## start DATASET EXTRACT
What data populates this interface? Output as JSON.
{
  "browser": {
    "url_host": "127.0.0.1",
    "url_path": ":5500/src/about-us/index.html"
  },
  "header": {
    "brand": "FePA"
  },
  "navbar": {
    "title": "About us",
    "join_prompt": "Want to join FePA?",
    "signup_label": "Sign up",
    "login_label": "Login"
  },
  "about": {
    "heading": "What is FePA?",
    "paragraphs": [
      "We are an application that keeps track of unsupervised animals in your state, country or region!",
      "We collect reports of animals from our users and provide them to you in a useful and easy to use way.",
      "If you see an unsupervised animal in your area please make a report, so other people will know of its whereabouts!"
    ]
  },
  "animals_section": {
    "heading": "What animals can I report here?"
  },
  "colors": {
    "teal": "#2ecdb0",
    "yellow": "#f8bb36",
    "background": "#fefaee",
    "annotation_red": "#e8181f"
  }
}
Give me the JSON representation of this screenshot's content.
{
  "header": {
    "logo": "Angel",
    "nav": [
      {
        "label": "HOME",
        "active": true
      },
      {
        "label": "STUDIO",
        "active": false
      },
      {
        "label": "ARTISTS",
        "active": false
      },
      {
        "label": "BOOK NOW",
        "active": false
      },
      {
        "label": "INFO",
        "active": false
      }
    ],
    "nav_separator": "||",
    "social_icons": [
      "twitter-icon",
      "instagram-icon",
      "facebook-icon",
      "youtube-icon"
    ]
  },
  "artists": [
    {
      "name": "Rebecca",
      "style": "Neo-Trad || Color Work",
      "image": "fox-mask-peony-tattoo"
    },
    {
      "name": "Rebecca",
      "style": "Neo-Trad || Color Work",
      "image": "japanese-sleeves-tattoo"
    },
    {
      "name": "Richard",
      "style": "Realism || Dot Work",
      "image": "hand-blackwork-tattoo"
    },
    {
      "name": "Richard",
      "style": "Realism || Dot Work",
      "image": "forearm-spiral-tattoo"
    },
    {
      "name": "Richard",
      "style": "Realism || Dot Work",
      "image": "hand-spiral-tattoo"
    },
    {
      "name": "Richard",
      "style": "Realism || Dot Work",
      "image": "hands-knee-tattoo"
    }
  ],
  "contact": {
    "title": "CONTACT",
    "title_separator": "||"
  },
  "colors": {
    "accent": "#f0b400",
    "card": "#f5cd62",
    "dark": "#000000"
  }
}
## end DATASET EXTRACT
▸ **TASK OBJECTIVE**
Write out all of the records above exactly as they appear.

▸ **ANSWER TO THE PROBLEM**
What data populates this interface? Output as JSON.
{
  "browser": {
    "url_host": "127.0.0.1",
    "url_path": ":5500/src/about-us/index.html"
  },
  "header": {
    "brand": "FePA"
  },
  "navbar": {
    "title": "About us",
    "join_prompt": "Want to join FePA?",
    "signup_label": "Sign up",
    "login_label": "Login"
  },
  "about": {
    "heading": "What is FePA?",
    "paragraphs": [
      "We are an application that keeps track of unsupervised animals in your state, country or region!",
      "We collect reports of animals from our users and provide them to you in a useful and easy to use way.",
      "If you see an unsupervised animal in your area please make a report, so other people will know of its whereabouts!"
    ]
  },
  "animals_section": {
    "heading": "What animals can I report here?"
  },
  "colors": {
    "teal": "#2ecdb0",
    "yellow": "#f8bb36",
    "background": "#fefaee",
    "annotation_red": "#e8181f"
  }
}
Give me the JSON representation of this screenshot's content.
{
  "header": {
    "logo": "Angel",
    "nav": [
      {
        "label": "HOME",
        "active": true
      },
      {
        "label": "STUDIO",
        "active": false
      },
      {
        "label": "ARTISTS",
        "active": false
      },
      {
        "label": "BOOK NOW",
        "active": false
      },
      {
        "label": "INFO",
        "active": false
      }
    ],
    "nav_separator": "||",
    "social_icons": [
      "twitter-icon",
      "instagram-icon",
      "facebook-icon",
      "youtube-icon"
    ]
  },
  "artists": [
    {
      "name": "Rebecca",
      "style": "Neo-Trad || Color Work",
      "image": "fox-mask-peony-tattoo"
    },
    {
      "name": "Rebecca",
      "style": "Neo-Trad || Color Work",
      "image": "japanese-sleeves-tattoo"
    },
    {
      "name": "Richard",
      "style": "Realism || Dot Work",
      "image": "hand-blackwork-tattoo"
    },
    {
      "name": "Richard",
      "style": "Realism || Dot Work",
      "image": "forearm-spiral-tattoo"
    },
    {
      "name": "Richard",
      "style": "Realism || Dot Work",
      "image": "hand-spiral-tattoo"
    },
    {
      "name": "Richard",
      "style": "Realism || Dot Work",
      "image": "hands-knee-tattoo"
    }
  ],
  "contact": {
    "title": "CONTACT",
    "title_separator": "||"
  },
  "colors": {
    "accent": "#f0b400",
    "card": "#f5cd62",
    "dark": "#000000"
  }
}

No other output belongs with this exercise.